** Data records **

******

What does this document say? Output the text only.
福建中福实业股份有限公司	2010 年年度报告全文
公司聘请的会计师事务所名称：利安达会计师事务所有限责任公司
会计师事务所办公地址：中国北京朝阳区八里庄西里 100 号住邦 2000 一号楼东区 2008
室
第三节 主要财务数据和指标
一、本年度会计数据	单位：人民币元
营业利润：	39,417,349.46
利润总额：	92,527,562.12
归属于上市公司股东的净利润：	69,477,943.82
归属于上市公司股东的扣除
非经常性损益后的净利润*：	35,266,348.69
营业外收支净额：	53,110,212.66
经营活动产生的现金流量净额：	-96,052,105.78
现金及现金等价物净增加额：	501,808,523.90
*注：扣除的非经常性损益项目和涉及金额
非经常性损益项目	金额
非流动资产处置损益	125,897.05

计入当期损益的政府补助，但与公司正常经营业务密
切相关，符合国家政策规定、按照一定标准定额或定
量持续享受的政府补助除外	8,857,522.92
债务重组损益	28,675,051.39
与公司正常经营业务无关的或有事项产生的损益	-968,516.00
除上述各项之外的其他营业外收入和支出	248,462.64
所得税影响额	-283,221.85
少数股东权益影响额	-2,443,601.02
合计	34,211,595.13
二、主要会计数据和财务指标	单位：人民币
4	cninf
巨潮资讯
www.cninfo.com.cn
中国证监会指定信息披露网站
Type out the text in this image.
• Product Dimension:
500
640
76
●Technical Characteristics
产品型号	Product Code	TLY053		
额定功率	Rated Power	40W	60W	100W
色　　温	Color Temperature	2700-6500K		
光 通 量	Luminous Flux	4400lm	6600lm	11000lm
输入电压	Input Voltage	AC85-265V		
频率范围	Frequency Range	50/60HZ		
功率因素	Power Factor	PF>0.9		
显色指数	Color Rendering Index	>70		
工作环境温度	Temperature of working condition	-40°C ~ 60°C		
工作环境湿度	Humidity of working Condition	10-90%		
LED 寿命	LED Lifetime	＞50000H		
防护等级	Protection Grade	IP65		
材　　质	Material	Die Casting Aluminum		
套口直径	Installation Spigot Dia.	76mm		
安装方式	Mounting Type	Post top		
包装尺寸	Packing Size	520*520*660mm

******

** Directions **
Return every entry verbatim.

** Result **
What does this document say? Output the text only.
福建中福实业股份有限公司	2010 年年度报告全文
公司聘请的会计师事务所名称：利安达会计师事务所有限责任公司
会计师事务所办公地址：中国北京朝阳区八里庄西里 100 号住邦 2000 一号楼东区 2008
室
第三节 主要财务数据和指标
一、本年度会计数据	单位：人民币元
营业利润：	39,417,349.46
利润总额：	92,527,562.12
归属于上市公司股东的净利润：	69,477,943.82
归属于上市公司股东的扣除
非经常性损益后的净利润*：	35,266,348.69
营业外收支净额：	53,110,212.66
经营活动产生的现金流量净额：	-96,052,105.78
现金及现金等价物净增加额：	501,808,523.90
*注：扣除的非经常性损益项目和涉及金额
非经常性损益项目	金额
非流动资产处置损益	125,897.05

计入当期损益的政府补助，但与公司正常经营业务密
切相关，符合国家政策规定、按照一定标准定额或定
量持续享受的政府补助除外	8,857,522.92
债务重组损益	28,675,051.39
与公司正常经营业务无关的或有事项产生的损益	-968,516.00
除上述各项之外的其他营业外收入和支出	248,462.64
所得税影响额	-283,221.85
少数股东权益影响额	-2,443,601.02
合计	34,211,595.13
二、主要会计数据和财务指标	单位：人民币
4	cninf
巨潮资讯
www.cninfo.com.cn
中国证监会指定信息披露网站
Type out the text in this image.
• Product Dimension:
500
640
76
●Technical Characteristics
产品型号	Product Code	TLY053		
额定功率	Rated Power	40W	60W	100W
色　　温	Color Temperature	2700-6500K		
光 通 量	Luminous Flux	4400lm	6600lm	11000lm
输入电压	Input Voltage	AC85-265V		
频率范围	Frequency Range	50/60HZ		
功率因素	Power Factor	PF>0.9		
显色指数	Color Rendering Index	>70		
工作环境温度	Temperature of working condition	-40°C ~ 60°C		
工作环境湿度	Humidity of working Condition	10-90%		
LED 寿命	LED Lifetime	＞50000H		
防护等级	Protection Grade	IP65		
材　　质	Material	Die Casting Aluminum		
套口直径	Installation Spigot Dia.	76mm		
安装方式	Mounting Type	Post top		
包装尺寸	Packing Size	520*520*660mm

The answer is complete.